Figure record listings ▸
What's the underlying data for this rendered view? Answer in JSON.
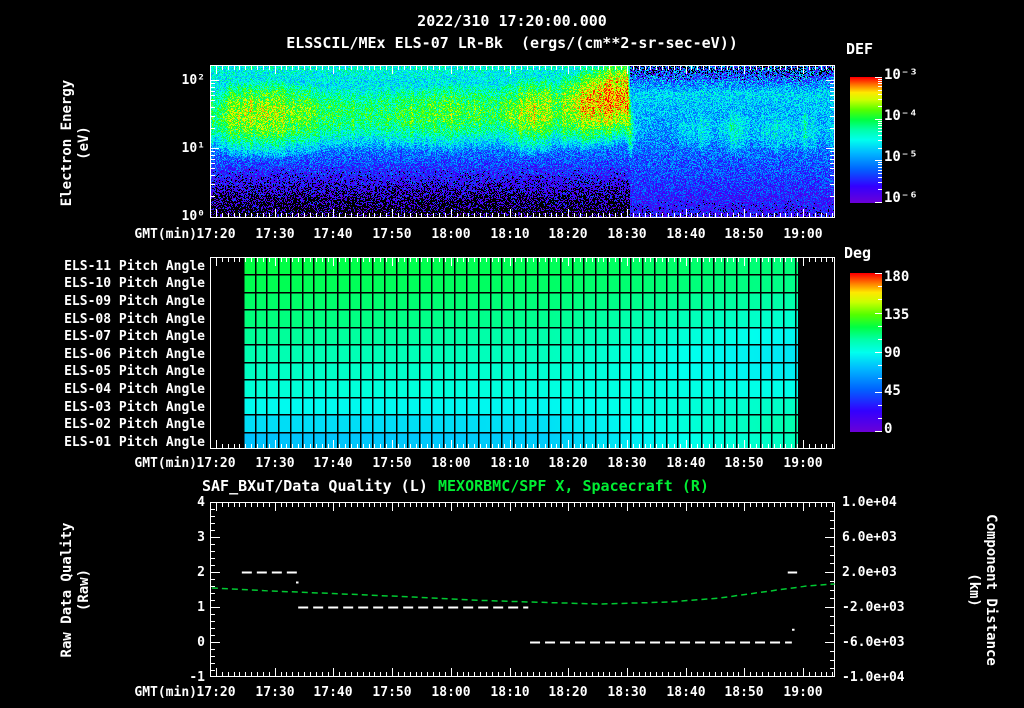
{
  "header": {
    "datetime": "2022/310 17:20:00.000",
    "instrument_title": "ELSSCIL/MEx ELS-07 LR-Bk  (ergs/(cm**2-sr-sec-eV))"
  },
  "time_axis": {
    "label": "GMT(min)",
    "tick_labels": [
      "17:20",
      "17:30",
      "17:40",
      "17:50",
      "18:00",
      "18:10",
      "18:20",
      "18:30",
      "18:40",
      "18:50",
      "19:00"
    ]
  },
  "panel_energy": {
    "ylabel": [
      "Electron Energy",
      "(eV)"
    ],
    "ytick_labels": [
      "10²",
      "10¹",
      "10⁰"
    ],
    "colorbar_title": "DEF",
    "colorbar_ticks": [
      "10⁻³",
      "10⁻⁴",
      "10⁻⁵",
      "10⁻⁶"
    ]
  },
  "panel_pitch": {
    "row_labels": [
      "ELS-11 Pitch Angle",
      "ELS-10 Pitch Angle",
      "ELS-09 Pitch Angle",
      "ELS-08 Pitch Angle",
      "ELS-07 Pitch Angle",
      "ELS-06 Pitch Angle",
      "ELS-05 Pitch Angle",
      "ELS-04 Pitch Angle",
      "ELS-03 Pitch Angle",
      "ELS-02 Pitch Angle",
      "ELS-01 Pitch Angle"
    ],
    "colorbar_title": "Deg",
    "colorbar_ticks": [
      "180",
      "135",
      "90",
      "45",
      "0"
    ]
  },
  "panel_bottom": {
    "title_left": "SAF_BXuT/Data Quality (L)",
    "title_right": "MEXORBMC/SPF X, Spacecraft (R)",
    "ylabel": [
      "Raw Data Quality",
      "(Raw)"
    ],
    "left_ticks": [
      "4",
      "3",
      "2",
      "1",
      "0",
      "-1"
    ],
    "right_ticks": [
      "1.0e+04",
      "6.0e+03",
      "2.0e+03",
      "-2.0e+03",
      "-6.0e+03",
      "-1.0e+04"
    ],
    "right_label": [
      "Component Distance",
      "(km)"
    ]
  },
  "colors": {
    "background": "#000000",
    "text": "#ffffff",
    "title_green": "#00ee33",
    "line_green": "#00c832",
    "colormap_stops": [
      [
        0,
        "#6a00d8"
      ],
      [
        0.13,
        "#3300ff"
      ],
      [
        0.27,
        "#0066ff"
      ],
      [
        0.4,
        "#00bbff"
      ],
      [
        0.5,
        "#00ffee"
      ],
      [
        0.58,
        "#00ffaa"
      ],
      [
        0.66,
        "#00ff44"
      ],
      [
        0.74,
        "#55ff00"
      ],
      [
        0.82,
        "#ccff00"
      ],
      [
        0.88,
        "#ffe800"
      ],
      [
        0.94,
        "#ff7700"
      ],
      [
        1,
        "#ff0000"
      ]
    ]
  },
  "chart_data": [
    {
      "type": "heatmap",
      "name": "electron_energy_spectrogram",
      "title": "ELSSCIL/MEx ELS-07 LR-Bk",
      "units": "ergs/(cm**2-sr-sec-eV)",
      "x_axis": {
        "label": "GMT(min)",
        "start": "17:20",
        "end": "19:00",
        "minutes_span": [
          -1,
          105
        ]
      },
      "y_axis": {
        "label": "Electron Energy (eV)",
        "scale": "log10",
        "decade_ticks": [
          1,
          10,
          100
        ]
      },
      "color_axis": {
        "label": "DEF",
        "scale": "log10",
        "min": 1e-06,
        "max": 0.001
      },
      "features": {
        "band_peak_log10_keyframes": [
          [
            -1,
            -4.15
          ],
          [
            3,
            -3.75
          ],
          [
            8,
            -3.6
          ],
          [
            14,
            -3.85
          ],
          [
            20,
            -4.05
          ],
          [
            28,
            -4.1
          ],
          [
            35,
            -3.95
          ],
          [
            42,
            -3.95
          ],
          [
            48,
            -4.05
          ],
          [
            53,
            -3.6
          ],
          [
            58,
            -3.8
          ],
          [
            62,
            -3.45
          ],
          [
            66,
            -3.3
          ],
          [
            70,
            -3.3
          ],
          [
            71,
            -4.75
          ],
          [
            76,
            -4.95
          ],
          [
            80,
            -4.5
          ],
          [
            84,
            -4.7
          ],
          [
            88,
            -4.45
          ],
          [
            93,
            -4.65
          ],
          [
            98,
            -4.5
          ],
          [
            105,
            -4.6
          ]
        ],
        "band_center_log10ev_keyframes": [
          [
            -1,
            1.5
          ],
          [
            30,
            1.52
          ],
          [
            55,
            1.55
          ],
          [
            66,
            1.7
          ],
          [
            70,
            1.78
          ],
          [
            70.6,
            1.32
          ],
          [
            105,
            1.28
          ]
        ],
        "band_width_decades_before": 0.4,
        "band_width_decades_after": 0.36,
        "transition_minute": 70.5,
        "noise_amplitude_decades": 0.85
      }
    },
    {
      "type": "heatmap",
      "name": "pitch_angle_panels",
      "rows": [
        "ELS-11",
        "ELS-10",
        "ELS-09",
        "ELS-08",
        "ELS-07",
        "ELS-06",
        "ELS-05",
        "ELS-04",
        "ELS-03",
        "ELS-02",
        "ELS-01"
      ],
      "color_axis": {
        "label": "Deg",
        "min": 0,
        "max": 180
      },
      "data_minutes": [
        4.6,
        99.1
      ],
      "grid_minutes": 2,
      "row_angles_deg": {
        "u_keys": [
          0,
          0.55,
          1
        ],
        "left": [
          119,
          117,
          114,
          111,
          107,
          103,
          99,
          95,
          89,
          81,
          74
        ],
        "mid": [
          116,
          114,
          111,
          108,
          104,
          100,
          96,
          93,
          88,
          82,
          77
        ],
        "right": [
          111,
          109,
          104,
          96,
          87,
          83,
          85,
          91,
          99,
          104,
          101
        ]
      }
    },
    {
      "type": "line",
      "name": "quality_and_distance",
      "title_left": "SAF_BXuT/Data Quality (L)",
      "title_right": "MEXORBMC/SPF X, Spacecraft (R)",
      "left_axis": {
        "label": "Raw Data Quality (Raw)",
        "min": -1,
        "max": 4
      },
      "right_axis": {
        "label": "Component Distance (km)",
        "min": -10000,
        "max": 10000
      },
      "series": [
        {
          "name": "SAF_BXuT/Data Quality",
          "axis": "left",
          "style": "white-dashed",
          "segments": [
            {
              "t": [
                4.4,
                13.8
              ],
              "value": 2
            },
            {
              "t": [
                14,
                53.2
              ],
              "value": 1
            },
            {
              "t": [
                53.5,
                98.1
              ],
              "value": 0
            },
            {
              "t": [
                97.4,
                99
              ],
              "value": 2
            }
          ],
          "points": [
            [
              13.8,
              1.7
            ],
            [
              98.3,
              0.35
            ]
          ]
        },
        {
          "name": "MEXORBMC/SPF X Spacecraft",
          "axis": "right",
          "style": "green-dashed",
          "t": [
            -0.7,
            9.2,
            19.9,
            33.6,
            43.3,
            53.5,
            65.4,
            77.3,
            85.9,
            94.4,
            100.7,
            105.4
          ],
          "km": [
            170,
            -170,
            -460,
            -860,
            -1200,
            -1430,
            -1660,
            -1430,
            -970,
            -170,
            400,
            630
          ]
        }
      ]
    }
  ]
}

Task to complete ▸ Reproduce the records above exactly, leaving out every picture they contain.

Correct answer ▸
What's the underlying data for this rendered view? Answer in JSON.
{
  "header": {
    "datetime": "2022/310 17:20:00.000",
    "instrument_title": "ELSSCIL/MEx ELS-07 LR-Bk  (ergs/(cm**2-sr-sec-eV))"
  },
  "time_axis": {
    "label": "GMT(min)",
    "tick_labels": [
      "17:20",
      "17:30",
      "17:40",
      "17:50",
      "18:00",
      "18:10",
      "18:20",
      "18:30",
      "18:40",
      "18:50",
      "19:00"
    ]
  },
  "panel_energy": {
    "ylabel": [
      "Electron Energy",
      "(eV)"
    ],
    "ytick_labels": [
      "10²",
      "10¹",
      "10⁰"
    ],
    "colorbar_title": "DEF",
    "colorbar_ticks": [
      "10⁻³",
      "10⁻⁴",
      "10⁻⁵",
      "10⁻⁶"
    ]
  },
  "panel_pitch": {
    "row_labels": [
      "ELS-11 Pitch Angle",
      "ELS-10 Pitch Angle",
      "ELS-09 Pitch Angle",
      "ELS-08 Pitch Angle",
      "ELS-07 Pitch Angle",
      "ELS-06 Pitch Angle",
      "ELS-05 Pitch Angle",
      "ELS-04 Pitch Angle",
      "ELS-03 Pitch Angle",
      "ELS-02 Pitch Angle",
      "ELS-01 Pitch Angle"
    ],
    "colorbar_title": "Deg",
    "colorbar_ticks": [
      "180",
      "135",
      "90",
      "45",
      "0"
    ]
  },
  "panel_bottom": {
    "title_left": "SAF_BXuT/Data Quality (L)",
    "title_right": "MEXORBMC/SPF X, Spacecraft (R)",
    "ylabel": [
      "Raw Data Quality",
      "(Raw)"
    ],
    "left_ticks": [
      "4",
      "3",
      "2",
      "1",
      "0",
      "-1"
    ],
    "right_ticks": [
      "1.0e+04",
      "6.0e+03",
      "2.0e+03",
      "-2.0e+03",
      "-6.0e+03",
      "-1.0e+04"
    ],
    "right_label": [
      "Component Distance",
      "(km)"
    ]
  },
  "colors": {
    "background": "#000000",
    "text": "#ffffff",
    "title_green": "#00ee33",
    "line_green": "#00c832",
    "colormap_stops": [
      [
        0,
        "#6a00d8"
      ],
      [
        0.13,
        "#3300ff"
      ],
      [
        0.27,
        "#0066ff"
      ],
      [
        0.4,
        "#00bbff"
      ],
      [
        0.5,
        "#00ffee"
      ],
      [
        0.58,
        "#00ffaa"
      ],
      [
        0.66,
        "#00ff44"
      ],
      [
        0.74,
        "#55ff00"
      ],
      [
        0.82,
        "#ccff00"
      ],
      [
        0.88,
        "#ffe800"
      ],
      [
        0.94,
        "#ff7700"
      ],
      [
        1,
        "#ff0000"
      ]
    ]
  },
  "chart_data": [
    {
      "type": "heatmap",
      "name": "electron_energy_spectrogram",
      "title": "ELSSCIL/MEx ELS-07 LR-Bk",
      "units": "ergs/(cm**2-sr-sec-eV)",
      "x_axis": {
        "label": "GMT(min)",
        "start": "17:20",
        "end": "19:00",
        "minutes_span": [
          -1,
          105
        ]
      },
      "y_axis": {
        "label": "Electron Energy (eV)",
        "scale": "log10",
        "decade_ticks": [
          1,
          10,
          100
        ]
      },
      "color_axis": {
        "label": "DEF",
        "scale": "log10",
        "min": 1e-06,
        "max": 0.001
      },
      "features": {
        "band_peak_log10_keyframes": [
          [
            -1,
            -4.15
          ],
          [
            3,
            -3.75
          ],
          [
            8,
            -3.6
          ],
          [
            14,
            -3.85
          ],
          [
            20,
            -4.05
          ],
          [
            28,
            -4.1
          ],
          [
            35,
            -3.95
          ],
          [
            42,
            -3.95
          ],
          [
            48,
            -4.05
          ],
          [
            53,
            -3.6
          ],
          [
            58,
            -3.8
          ],
          [
            62,
            -3.45
          ],
          [
            66,
            -3.3
          ],
          [
            70,
            -3.3
          ],
          [
            71,
            -4.75
          ],
          [
            76,
            -4.95
          ],
          [
            80,
            -4.5
          ],
          [
            84,
            -4.7
          ],
          [
            88,
            -4.45
          ],
          [
            93,
            -4.65
          ],
          [
            98,
            -4.5
          ],
          [
            105,
            -4.6
          ]
        ],
        "band_center_log10ev_keyframes": [
          [
            -1,
            1.5
          ],
          [
            30,
            1.52
          ],
          [
            55,
            1.55
          ],
          [
            66,
            1.7
          ],
          [
            70,
            1.78
          ],
          [
            70.6,
            1.32
          ],
          [
            105,
            1.28
          ]
        ],
        "band_width_decades_before": 0.4,
        "band_width_decades_after": 0.36,
        "transition_minute": 70.5,
        "noise_amplitude_decades": 0.85
      }
    },
    {
      "type": "heatmap",
      "name": "pitch_angle_panels",
      "rows": [
        "ELS-11",
        "ELS-10",
        "ELS-09",
        "ELS-08",
        "ELS-07",
        "ELS-06",
        "ELS-05",
        "ELS-04",
        "ELS-03",
        "ELS-02",
        "ELS-01"
      ],
      "color_axis": {
        "label": "Deg",
        "min": 0,
        "max": 180
      },
      "data_minutes": [
        4.6,
        99.1
      ],
      "grid_minutes": 2,
      "row_angles_deg": {
        "u_keys": [
          0,
          0.55,
          1
        ],
        "left": [
          119,
          117,
          114,
          111,
          107,
          103,
          99,
          95,
          89,
          81,
          74
        ],
        "mid": [
          116,
          114,
          111,
          108,
          104,
          100,
          96,
          93,
          88,
          82,
          77
        ],
        "right": [
          111,
          109,
          104,
          96,
          87,
          83,
          85,
          91,
          99,
          104,
          101
        ]
      }
    },
    {
      "type": "line",
      "name": "quality_and_distance",
      "title_left": "SAF_BXuT/Data Quality (L)",
      "title_right": "MEXORBMC/SPF X, Spacecraft (R)",
      "left_axis": {
        "label": "Raw Data Quality (Raw)",
        "min": -1,
        "max": 4
      },
      "right_axis": {
        "label": "Component Distance (km)",
        "min": -10000,
        "max": 10000
      },
      "series": [
        {
          "name": "SAF_BXuT/Data Quality",
          "axis": "left",
          "style": "white-dashed",
          "segments": [
            {
              "t": [
                4.4,
                13.8
              ],
              "value": 2
            },
            {
              "t": [
                14,
                53.2
              ],
              "value": 1
            },
            {
              "t": [
                53.5,
                98.1
              ],
              "value": 0
            },
            {
              "t": [
                97.4,
                99
              ],
              "value": 2
            }
          ],
          "points": [
            [
              13.8,
              1.7
            ],
            [
              98.3,
              0.35
            ]
          ]
        },
        {
          "name": "MEXORBMC/SPF X Spacecraft",
          "axis": "right",
          "style": "green-dashed",
          "t": [
            -0.7,
            9.2,
            19.9,
            33.6,
            43.3,
            53.5,
            65.4,
            77.3,
            85.9,
            94.4,
            100.7,
            105.4
          ],
          "km": [
            170,
            -170,
            -460,
            -860,
            -1200,
            -1430,
            -1660,
            -1430,
            -970,
            -170,
            400,
            630
          ]
        }
      ]
    }
  ]
}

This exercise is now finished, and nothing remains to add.